Challenge.
Count lines with "Descrição" in them. Report only the total.

Input.
══════════
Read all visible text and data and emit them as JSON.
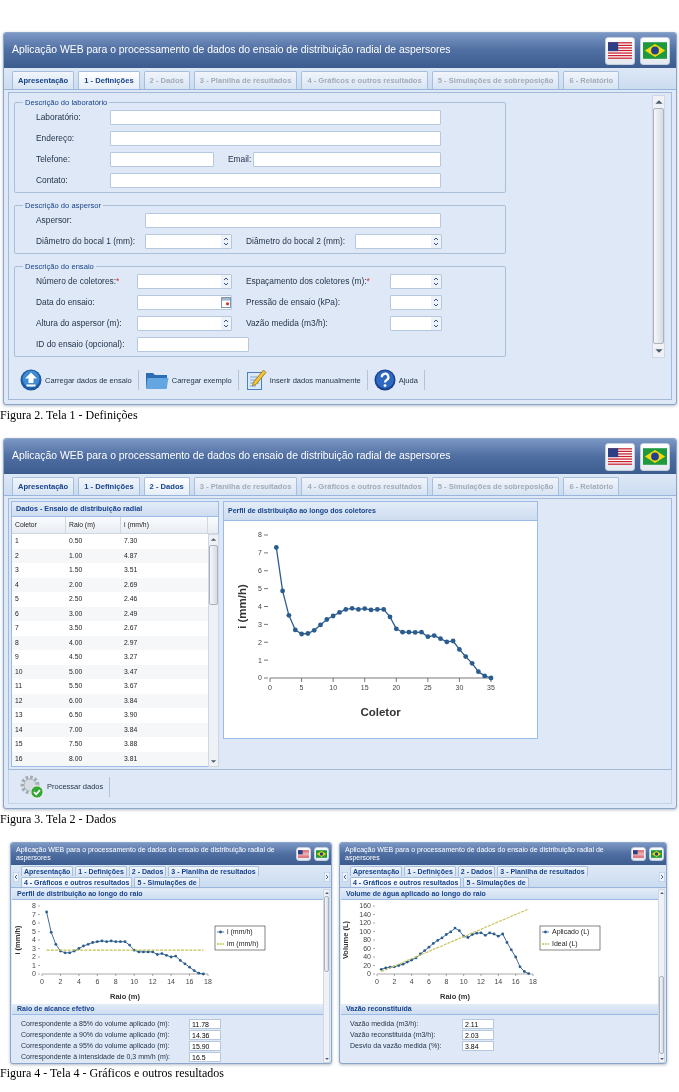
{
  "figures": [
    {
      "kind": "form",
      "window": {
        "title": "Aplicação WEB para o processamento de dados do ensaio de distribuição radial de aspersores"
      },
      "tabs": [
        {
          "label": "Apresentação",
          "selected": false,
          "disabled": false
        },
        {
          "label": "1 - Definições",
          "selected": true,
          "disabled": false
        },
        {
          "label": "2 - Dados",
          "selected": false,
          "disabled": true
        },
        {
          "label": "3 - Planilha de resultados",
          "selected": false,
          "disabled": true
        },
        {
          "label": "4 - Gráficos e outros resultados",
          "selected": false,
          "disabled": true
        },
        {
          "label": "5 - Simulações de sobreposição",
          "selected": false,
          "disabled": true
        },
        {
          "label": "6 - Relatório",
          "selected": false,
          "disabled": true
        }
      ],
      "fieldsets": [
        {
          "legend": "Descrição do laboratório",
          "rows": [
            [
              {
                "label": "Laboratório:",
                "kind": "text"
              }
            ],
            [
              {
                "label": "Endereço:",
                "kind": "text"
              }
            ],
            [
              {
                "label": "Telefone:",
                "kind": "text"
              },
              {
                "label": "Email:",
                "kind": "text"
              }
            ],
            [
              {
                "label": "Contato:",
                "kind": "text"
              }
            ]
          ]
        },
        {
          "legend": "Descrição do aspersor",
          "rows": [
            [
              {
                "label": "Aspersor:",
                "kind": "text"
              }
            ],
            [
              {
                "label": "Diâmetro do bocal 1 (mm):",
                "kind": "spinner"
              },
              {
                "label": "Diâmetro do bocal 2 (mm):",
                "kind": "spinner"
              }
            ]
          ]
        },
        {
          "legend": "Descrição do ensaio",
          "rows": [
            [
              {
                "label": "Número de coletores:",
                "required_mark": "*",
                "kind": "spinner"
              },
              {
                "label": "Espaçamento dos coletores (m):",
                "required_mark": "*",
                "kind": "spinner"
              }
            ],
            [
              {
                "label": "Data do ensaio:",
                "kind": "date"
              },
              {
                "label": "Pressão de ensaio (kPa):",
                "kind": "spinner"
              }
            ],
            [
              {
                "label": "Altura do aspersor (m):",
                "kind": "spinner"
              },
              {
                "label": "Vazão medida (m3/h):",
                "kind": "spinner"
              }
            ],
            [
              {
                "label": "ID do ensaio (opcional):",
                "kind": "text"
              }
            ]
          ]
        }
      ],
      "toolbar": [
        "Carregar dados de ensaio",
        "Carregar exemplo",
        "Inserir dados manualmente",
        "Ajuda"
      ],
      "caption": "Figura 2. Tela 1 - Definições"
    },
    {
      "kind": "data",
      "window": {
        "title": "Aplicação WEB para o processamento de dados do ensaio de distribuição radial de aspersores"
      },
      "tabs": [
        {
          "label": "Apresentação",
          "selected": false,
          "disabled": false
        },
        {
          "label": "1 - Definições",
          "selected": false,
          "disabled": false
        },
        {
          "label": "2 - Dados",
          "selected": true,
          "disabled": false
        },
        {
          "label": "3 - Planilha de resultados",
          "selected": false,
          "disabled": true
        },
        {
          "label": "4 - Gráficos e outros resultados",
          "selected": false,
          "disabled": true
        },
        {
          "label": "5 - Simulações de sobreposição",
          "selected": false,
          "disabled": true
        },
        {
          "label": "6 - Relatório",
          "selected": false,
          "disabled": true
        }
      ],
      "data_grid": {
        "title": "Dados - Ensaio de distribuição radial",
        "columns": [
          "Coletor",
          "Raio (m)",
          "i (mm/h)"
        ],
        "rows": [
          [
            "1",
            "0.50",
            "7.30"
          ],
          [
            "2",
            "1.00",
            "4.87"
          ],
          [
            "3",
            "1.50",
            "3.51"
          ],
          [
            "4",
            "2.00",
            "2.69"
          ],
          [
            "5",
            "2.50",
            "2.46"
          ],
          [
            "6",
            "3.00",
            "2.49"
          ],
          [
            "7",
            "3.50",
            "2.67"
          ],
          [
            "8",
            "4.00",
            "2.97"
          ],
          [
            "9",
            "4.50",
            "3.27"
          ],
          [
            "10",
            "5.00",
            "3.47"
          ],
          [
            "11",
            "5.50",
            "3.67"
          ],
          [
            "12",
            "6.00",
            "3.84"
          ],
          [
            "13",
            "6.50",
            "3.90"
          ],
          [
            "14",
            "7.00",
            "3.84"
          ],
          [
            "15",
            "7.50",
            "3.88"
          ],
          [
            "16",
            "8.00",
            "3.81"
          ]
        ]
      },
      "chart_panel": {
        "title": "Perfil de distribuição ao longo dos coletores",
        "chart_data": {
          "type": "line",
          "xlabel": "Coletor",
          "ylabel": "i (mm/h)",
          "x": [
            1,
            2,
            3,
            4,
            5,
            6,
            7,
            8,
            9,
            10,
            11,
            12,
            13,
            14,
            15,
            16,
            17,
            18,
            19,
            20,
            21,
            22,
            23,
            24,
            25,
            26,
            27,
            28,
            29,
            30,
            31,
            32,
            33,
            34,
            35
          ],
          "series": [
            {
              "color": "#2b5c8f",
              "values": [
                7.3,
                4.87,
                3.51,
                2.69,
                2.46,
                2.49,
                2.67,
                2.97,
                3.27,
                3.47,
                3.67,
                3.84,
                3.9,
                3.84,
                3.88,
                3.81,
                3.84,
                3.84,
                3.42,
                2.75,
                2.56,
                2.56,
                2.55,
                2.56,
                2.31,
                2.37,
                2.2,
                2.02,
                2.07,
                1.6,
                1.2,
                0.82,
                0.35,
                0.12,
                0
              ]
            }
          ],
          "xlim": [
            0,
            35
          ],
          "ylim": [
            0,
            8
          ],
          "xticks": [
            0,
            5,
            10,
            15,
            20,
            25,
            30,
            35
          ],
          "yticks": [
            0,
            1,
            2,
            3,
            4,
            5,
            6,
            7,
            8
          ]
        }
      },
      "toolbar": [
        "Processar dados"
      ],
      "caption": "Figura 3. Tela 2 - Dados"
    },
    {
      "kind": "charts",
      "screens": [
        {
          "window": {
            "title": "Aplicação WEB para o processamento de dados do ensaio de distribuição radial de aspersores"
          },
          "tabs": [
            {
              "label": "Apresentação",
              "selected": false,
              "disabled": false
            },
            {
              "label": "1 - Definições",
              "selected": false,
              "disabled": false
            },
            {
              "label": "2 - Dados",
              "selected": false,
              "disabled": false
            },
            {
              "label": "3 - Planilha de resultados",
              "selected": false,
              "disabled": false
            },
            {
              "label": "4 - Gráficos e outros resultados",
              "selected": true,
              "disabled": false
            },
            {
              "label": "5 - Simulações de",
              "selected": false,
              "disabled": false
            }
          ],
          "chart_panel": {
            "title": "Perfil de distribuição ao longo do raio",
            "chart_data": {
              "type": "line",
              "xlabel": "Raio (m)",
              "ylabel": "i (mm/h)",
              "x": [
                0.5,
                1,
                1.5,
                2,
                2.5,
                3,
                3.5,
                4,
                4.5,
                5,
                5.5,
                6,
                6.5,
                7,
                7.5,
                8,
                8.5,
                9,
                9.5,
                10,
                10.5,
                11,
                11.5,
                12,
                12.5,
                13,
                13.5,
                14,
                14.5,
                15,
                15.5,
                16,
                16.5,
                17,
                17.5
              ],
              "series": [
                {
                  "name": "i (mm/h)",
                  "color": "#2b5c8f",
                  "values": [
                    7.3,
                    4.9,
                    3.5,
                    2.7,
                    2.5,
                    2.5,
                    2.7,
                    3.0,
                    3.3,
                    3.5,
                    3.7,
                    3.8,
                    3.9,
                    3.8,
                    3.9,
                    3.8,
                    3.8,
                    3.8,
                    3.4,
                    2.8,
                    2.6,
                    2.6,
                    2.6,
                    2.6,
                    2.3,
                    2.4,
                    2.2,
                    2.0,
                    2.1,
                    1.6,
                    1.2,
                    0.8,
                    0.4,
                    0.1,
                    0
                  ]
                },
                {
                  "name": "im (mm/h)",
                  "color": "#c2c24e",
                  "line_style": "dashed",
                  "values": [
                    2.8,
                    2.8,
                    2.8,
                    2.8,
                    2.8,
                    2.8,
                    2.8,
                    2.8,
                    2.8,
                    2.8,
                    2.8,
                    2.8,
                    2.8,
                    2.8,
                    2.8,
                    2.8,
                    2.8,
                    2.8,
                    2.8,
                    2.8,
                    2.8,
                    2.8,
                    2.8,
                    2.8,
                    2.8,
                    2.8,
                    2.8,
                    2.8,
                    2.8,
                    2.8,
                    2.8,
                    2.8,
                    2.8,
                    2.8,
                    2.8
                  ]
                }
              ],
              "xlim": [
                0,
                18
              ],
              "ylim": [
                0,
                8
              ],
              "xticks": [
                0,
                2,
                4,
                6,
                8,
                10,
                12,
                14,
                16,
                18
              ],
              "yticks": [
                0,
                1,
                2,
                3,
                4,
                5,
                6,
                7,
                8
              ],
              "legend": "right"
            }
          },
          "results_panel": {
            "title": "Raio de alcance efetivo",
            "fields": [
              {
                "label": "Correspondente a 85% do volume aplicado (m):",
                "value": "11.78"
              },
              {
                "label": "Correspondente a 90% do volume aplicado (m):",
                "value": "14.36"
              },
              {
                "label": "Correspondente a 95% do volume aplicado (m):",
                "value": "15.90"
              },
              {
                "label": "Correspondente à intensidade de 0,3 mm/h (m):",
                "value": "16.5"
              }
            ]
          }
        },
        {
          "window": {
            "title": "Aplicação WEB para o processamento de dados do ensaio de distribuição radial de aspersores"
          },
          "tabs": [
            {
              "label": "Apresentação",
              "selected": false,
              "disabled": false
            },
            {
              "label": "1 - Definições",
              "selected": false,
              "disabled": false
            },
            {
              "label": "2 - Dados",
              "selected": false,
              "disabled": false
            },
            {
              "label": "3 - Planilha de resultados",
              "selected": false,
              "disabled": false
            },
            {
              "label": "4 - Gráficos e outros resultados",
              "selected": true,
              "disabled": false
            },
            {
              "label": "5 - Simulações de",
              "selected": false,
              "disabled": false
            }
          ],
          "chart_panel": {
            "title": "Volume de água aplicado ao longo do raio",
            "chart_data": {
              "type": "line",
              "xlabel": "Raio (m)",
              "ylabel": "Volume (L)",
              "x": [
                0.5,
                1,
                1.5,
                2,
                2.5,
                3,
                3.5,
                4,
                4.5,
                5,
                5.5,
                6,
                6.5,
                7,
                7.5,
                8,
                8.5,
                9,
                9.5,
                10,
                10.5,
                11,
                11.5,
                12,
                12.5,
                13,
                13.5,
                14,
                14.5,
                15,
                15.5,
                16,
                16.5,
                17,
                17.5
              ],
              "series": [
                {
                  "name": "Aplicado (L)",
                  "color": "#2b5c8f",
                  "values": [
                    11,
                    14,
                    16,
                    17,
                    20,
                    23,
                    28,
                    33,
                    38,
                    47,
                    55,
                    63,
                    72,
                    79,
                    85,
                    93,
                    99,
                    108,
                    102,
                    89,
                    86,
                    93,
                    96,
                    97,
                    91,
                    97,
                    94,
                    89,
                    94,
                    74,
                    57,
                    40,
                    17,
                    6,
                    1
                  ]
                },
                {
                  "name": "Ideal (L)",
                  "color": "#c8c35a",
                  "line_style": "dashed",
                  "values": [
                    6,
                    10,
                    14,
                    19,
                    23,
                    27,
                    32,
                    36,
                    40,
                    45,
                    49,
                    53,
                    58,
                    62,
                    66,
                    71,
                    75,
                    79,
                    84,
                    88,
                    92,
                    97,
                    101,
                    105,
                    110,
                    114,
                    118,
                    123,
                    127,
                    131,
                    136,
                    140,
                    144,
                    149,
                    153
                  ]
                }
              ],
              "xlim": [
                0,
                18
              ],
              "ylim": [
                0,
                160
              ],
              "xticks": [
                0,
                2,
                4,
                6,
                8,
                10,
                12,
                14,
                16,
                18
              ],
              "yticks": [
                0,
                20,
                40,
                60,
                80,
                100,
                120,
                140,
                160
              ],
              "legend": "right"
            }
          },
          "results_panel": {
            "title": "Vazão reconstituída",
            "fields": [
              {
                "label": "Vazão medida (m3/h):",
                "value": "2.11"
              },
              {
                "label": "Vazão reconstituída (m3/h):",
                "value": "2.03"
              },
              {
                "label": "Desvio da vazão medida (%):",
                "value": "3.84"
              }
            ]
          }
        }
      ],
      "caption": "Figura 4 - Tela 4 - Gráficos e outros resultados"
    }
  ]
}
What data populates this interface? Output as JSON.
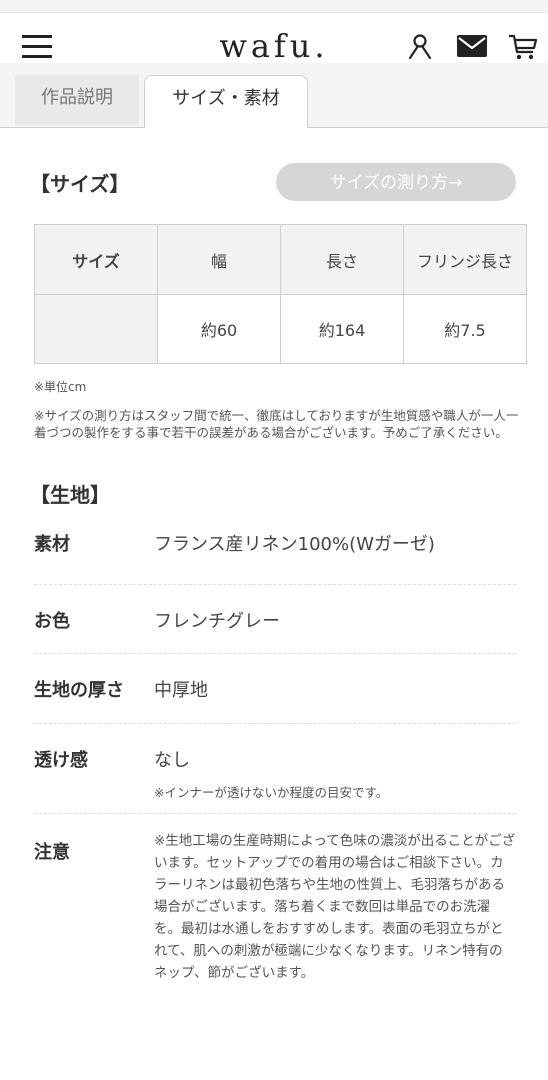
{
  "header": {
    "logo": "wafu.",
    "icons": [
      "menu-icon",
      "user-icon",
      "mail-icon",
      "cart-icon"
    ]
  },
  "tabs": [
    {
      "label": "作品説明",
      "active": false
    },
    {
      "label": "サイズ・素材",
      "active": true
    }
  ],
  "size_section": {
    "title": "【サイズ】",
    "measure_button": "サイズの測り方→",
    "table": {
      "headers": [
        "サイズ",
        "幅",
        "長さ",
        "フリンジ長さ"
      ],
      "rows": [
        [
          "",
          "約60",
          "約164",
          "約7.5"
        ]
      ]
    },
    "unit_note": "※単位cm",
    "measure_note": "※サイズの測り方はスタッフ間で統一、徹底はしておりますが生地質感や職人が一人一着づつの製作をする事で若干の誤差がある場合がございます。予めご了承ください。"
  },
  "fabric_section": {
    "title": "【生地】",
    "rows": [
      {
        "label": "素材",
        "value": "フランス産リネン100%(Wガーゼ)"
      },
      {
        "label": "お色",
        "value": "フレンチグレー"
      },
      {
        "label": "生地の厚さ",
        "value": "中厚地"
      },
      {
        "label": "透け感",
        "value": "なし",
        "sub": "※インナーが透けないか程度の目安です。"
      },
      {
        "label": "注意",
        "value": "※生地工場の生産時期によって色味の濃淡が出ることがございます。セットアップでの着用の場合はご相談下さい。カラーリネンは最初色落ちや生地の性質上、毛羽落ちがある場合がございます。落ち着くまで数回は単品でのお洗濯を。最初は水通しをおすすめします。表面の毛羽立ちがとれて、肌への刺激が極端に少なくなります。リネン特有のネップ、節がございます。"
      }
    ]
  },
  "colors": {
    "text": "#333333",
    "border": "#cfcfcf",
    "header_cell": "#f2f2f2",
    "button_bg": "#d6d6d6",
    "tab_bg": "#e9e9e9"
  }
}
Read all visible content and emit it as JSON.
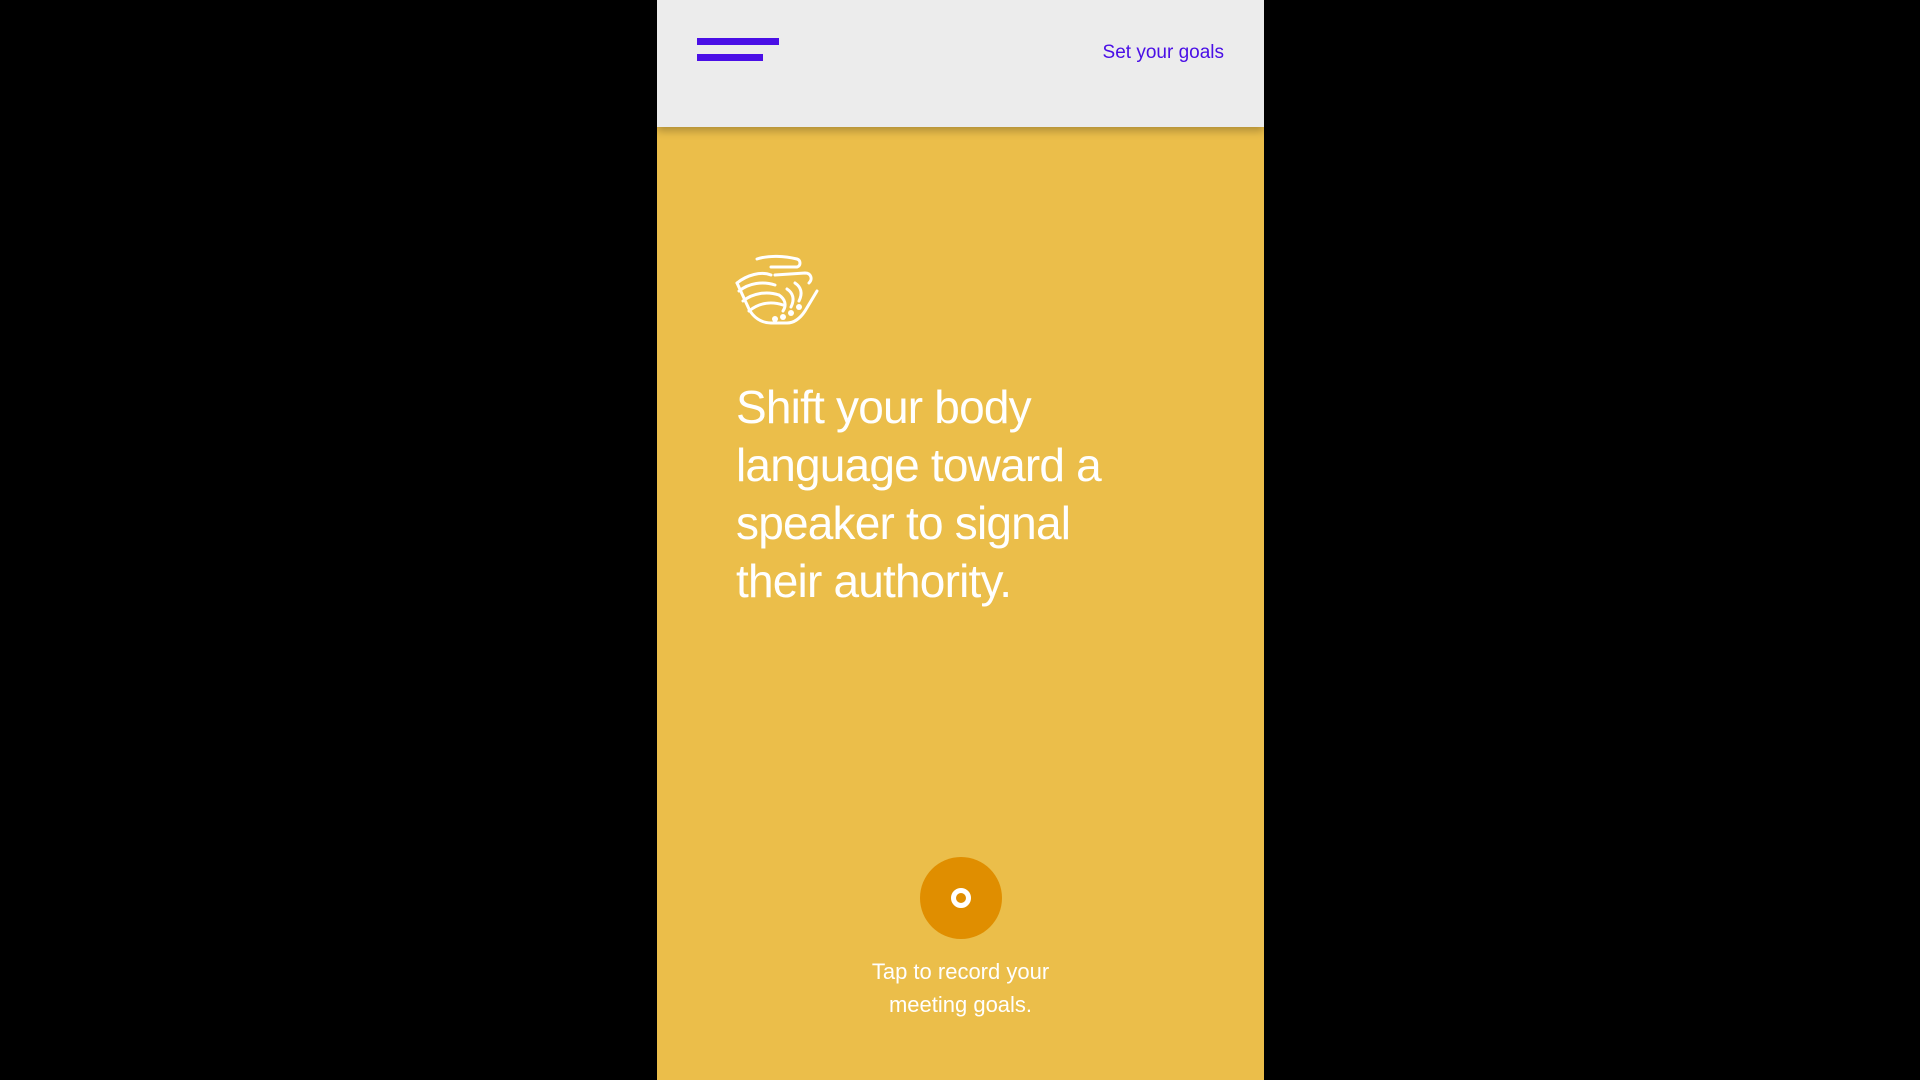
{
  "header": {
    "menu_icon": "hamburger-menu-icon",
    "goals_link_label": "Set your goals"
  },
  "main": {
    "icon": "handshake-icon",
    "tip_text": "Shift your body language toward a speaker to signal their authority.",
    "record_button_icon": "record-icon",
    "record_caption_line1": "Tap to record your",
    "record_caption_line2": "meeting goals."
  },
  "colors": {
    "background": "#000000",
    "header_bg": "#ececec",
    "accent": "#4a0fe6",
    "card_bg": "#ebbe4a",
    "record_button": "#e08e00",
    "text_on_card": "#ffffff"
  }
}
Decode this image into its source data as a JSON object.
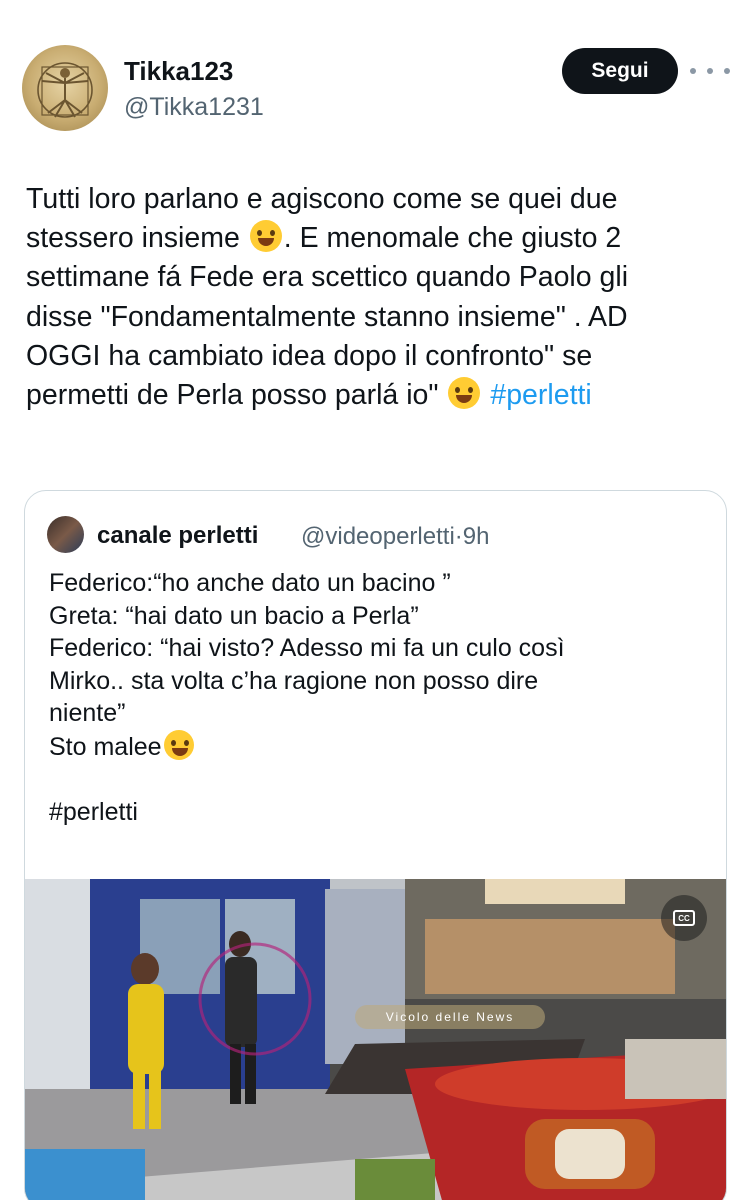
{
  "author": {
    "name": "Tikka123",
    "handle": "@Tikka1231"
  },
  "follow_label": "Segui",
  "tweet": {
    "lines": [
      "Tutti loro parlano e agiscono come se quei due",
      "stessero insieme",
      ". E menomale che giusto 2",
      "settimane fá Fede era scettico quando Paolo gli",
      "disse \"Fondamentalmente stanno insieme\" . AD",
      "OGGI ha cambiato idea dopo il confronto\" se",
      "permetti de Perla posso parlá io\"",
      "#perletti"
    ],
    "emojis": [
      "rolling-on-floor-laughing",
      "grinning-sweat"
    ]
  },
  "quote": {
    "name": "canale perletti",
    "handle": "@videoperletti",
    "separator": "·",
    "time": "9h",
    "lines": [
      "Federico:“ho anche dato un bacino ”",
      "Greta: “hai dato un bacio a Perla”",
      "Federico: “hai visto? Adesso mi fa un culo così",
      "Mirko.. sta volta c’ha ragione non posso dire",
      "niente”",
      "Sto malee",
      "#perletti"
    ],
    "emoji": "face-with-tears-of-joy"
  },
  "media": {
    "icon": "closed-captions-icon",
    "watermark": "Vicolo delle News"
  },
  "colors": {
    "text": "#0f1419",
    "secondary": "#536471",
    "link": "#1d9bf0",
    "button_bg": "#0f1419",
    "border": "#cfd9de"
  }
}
══════════
Solution to the problem.
3